◆ **TASK DIRECTIONS**
Extract the full listing verbatim and drop any pictures from your copy.

━━━ INFORMATION GIVEN

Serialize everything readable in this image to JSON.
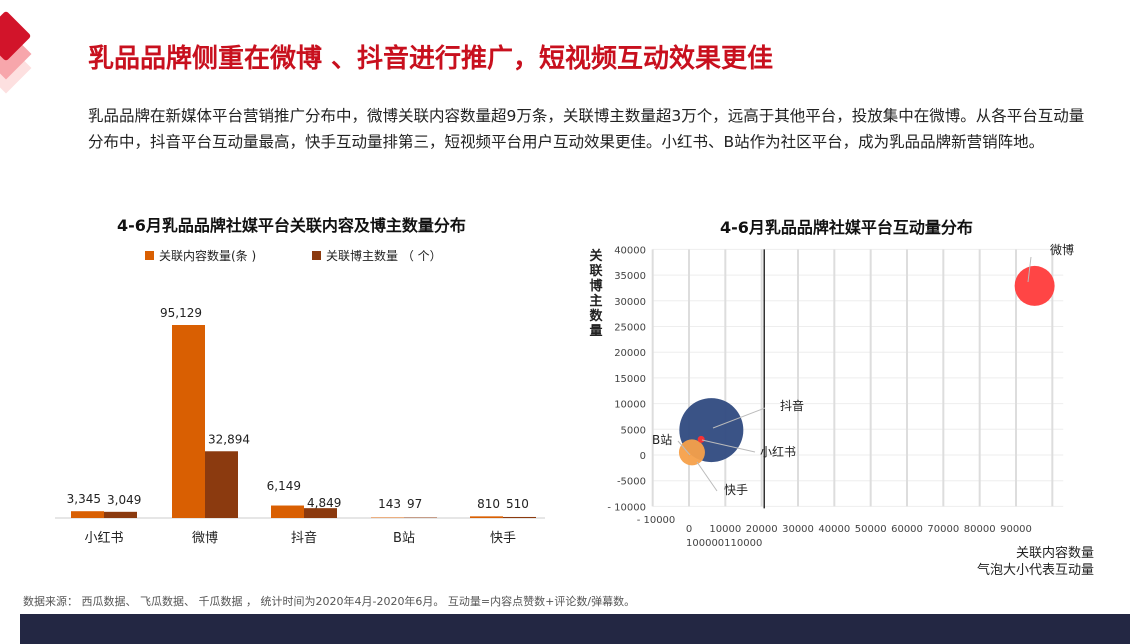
{
  "title": "乳品品牌侧重在微博 、抖音进行推广，短视频互动效果更佳",
  "description": "乳品品牌在新媒体平台营销推广分布中，微博关联内容数量超9万条，关联博主数量超3万个，远高于其他平台，投放集中在微博。从各平台互动量分布中，抖音平台互动量最高，快手互动量排第三，短视频平台用户互动效果更佳。小红书、B站作为社区平台，成为乳品品牌新营销阵地。",
  "source": "数据来源：  西瓜数据、  飞瓜数据、  千瓜数据 ，  统计时间为2020年4月-2020年6月。  互动量=内容点赞数+评论数/弹幕数。",
  "colors": {
    "title": "#c8101e",
    "content": "#d95f02",
    "bloggers": "#8b3a0f",
    "footer": "#232743"
  },
  "chart_data": [
    {
      "type": "bar",
      "title": "4-6月乳品品牌社媒平台关联内容及博主数量分布",
      "categories": [
        "小红书",
        "微博",
        "抖音",
        "B站",
        "快手"
      ],
      "series": [
        {
          "name": "关联内容数量(条 )",
          "values": [
            3345,
            95129,
            6149,
            143,
            810
          ],
          "labels": [
            "3,345",
            "95,129",
            "6,149",
            "143",
            "810"
          ]
        },
        {
          "name": "关联博主数量  （ 个）",
          "values": [
            3049,
            32894,
            4849,
            97,
            510
          ],
          "labels": [
            "3,049",
            "32,894",
            "4,849",
            "97",
            "510"
          ]
        }
      ],
      "legend": "top"
    },
    {
      "type": "scatter",
      "title": "4-6月乳品品牌社媒平台互动量分布",
      "xlabel": "关联内容数量",
      "xlabel2": "气泡大小代表互动量",
      "ylabel": "关联博主数量",
      "xticks": [
        "- 10000",
        "0",
        "10000",
        "20000",
        "30000",
        "40000",
        "50000",
        "60000",
        "70000",
        "80000",
        "90000"
      ],
      "xtick_extra": "100000110000",
      "yticks": [
        "40000",
        "35000",
        "30000",
        "25000",
        "20000",
        "15000",
        "10000",
        "5000",
        "0",
        "-5000",
        "- 10000"
      ],
      "xlim": [
        -10000,
        103000
      ],
      "ylim": [
        -10000,
        40000
      ],
      "points": [
        {
          "name": "微博",
          "x": 95129,
          "y": 32894,
          "color": "#ff3b3b"
        },
        {
          "name": "抖音",
          "x": 6149,
          "y": 4849,
          "color": "#2f4a80"
        },
        {
          "name": "快手",
          "x": 810,
          "y": 510,
          "color": "#f5a04a"
        },
        {
          "name": "小红书",
          "x": 3345,
          "y": 3049,
          "color": "#ff3030"
        },
        {
          "name": "B站",
          "x": 143,
          "y": 97,
          "color": "#f5a04a"
        }
      ],
      "grid": true
    }
  ]
}
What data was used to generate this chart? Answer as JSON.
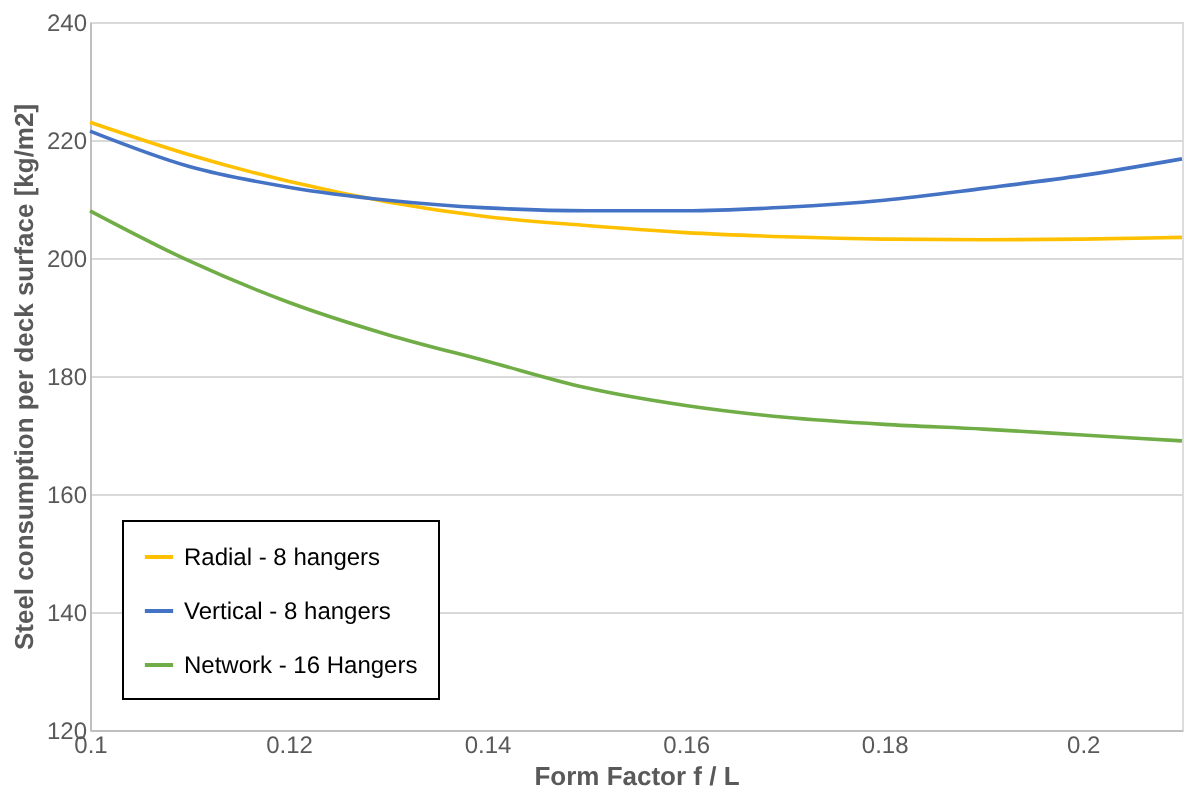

━━━━━━

◆ **FINISHED ANSWER**
Serialize everything readable in this image to JSON.
{
  "title": "乳品品牌侧重在微博 、抖音进行推广，短视频互动效果更佳",
  "description": "乳品品牌在新媒体平台营销推广分布中，微博关联内容数量超9万条，关联博主数量超3万个，远高于其他平台，投放集中在微博。从各平台互动量分布中，抖音平台互动量最高，快手互动量排第三，短视频平台用户互动效果更佳。小红书、B站作为社区平台，成为乳品品牌新营销阵地。",
  "source": "数据来源：  西瓜数据、  飞瓜数据、  千瓜数据 ，  统计时间为2020年4月-2020年6月。  互动量=内容点赞数+评论数/弹幕数。",
  "colors": {
    "title": "#c8101e",
    "content": "#d95f02",
    "bloggers": "#8b3a0f",
    "footer": "#232743"
  },
  "chart_data": [
    {
      "type": "bar",
      "title": "4-6月乳品品牌社媒平台关联内容及博主数量分布",
      "categories": [
        "小红书",
        "微博",
        "抖音",
        "B站",
        "快手"
      ],
      "series": [
        {
          "name": "关联内容数量(条 )",
          "values": [
            3345,
            95129,
            6149,
            143,
            810
          ],
          "labels": [
            "3,345",
            "95,129",
            "6,149",
            "143",
            "810"
          ]
        },
        {
          "name": "关联博主数量  （ 个）",
          "values": [
            3049,
            32894,
            4849,
            97,
            510
          ],
          "labels": [
            "3,049",
            "32,894",
            "4,849",
            "97",
            "510"
          ]
        }
      ],
      "legend": "top"
    },
    {
      "type": "scatter",
      "title": "4-6月乳品品牌社媒平台互动量分布",
      "xlabel": "关联内容数量",
      "xlabel2": "气泡大小代表互动量",
      "ylabel": "关联博主数量",
      "xticks": [
        "- 10000",
        "0",
        "10000",
        "20000",
        "30000",
        "40000",
        "50000",
        "60000",
        "70000",
        "80000",
        "90000"
      ],
      "xtick_extra": "100000110000",
      "yticks": [
        "40000",
        "35000",
        "30000",
        "25000",
        "20000",
        "15000",
        "10000",
        "5000",
        "0",
        "-5000",
        "- 10000"
      ],
      "xlim": [
        -10000,
        103000
      ],
      "ylim": [
        -10000,
        40000
      ],
      "points": [
        {
          "name": "微博",
          "x": 95129,
          "y": 32894,
          "color": "#ff3b3b"
        },
        {
          "name": "抖音",
          "x": 6149,
          "y": 4849,
          "color": "#2f4a80"
        },
        {
          "name": "快手",
          "x": 810,
          "y": 510,
          "color": "#f5a04a"
        },
        {
          "name": "小红书",
          "x": 3345,
          "y": 3049,
          "color": "#ff3030"
        },
        {
          "name": "B站",
          "x": 143,
          "y": 97,
          "color": "#f5a04a"
        }
      ],
      "grid": true
    }
  ]
}
What data was used to generate this chart? Answer as JSON.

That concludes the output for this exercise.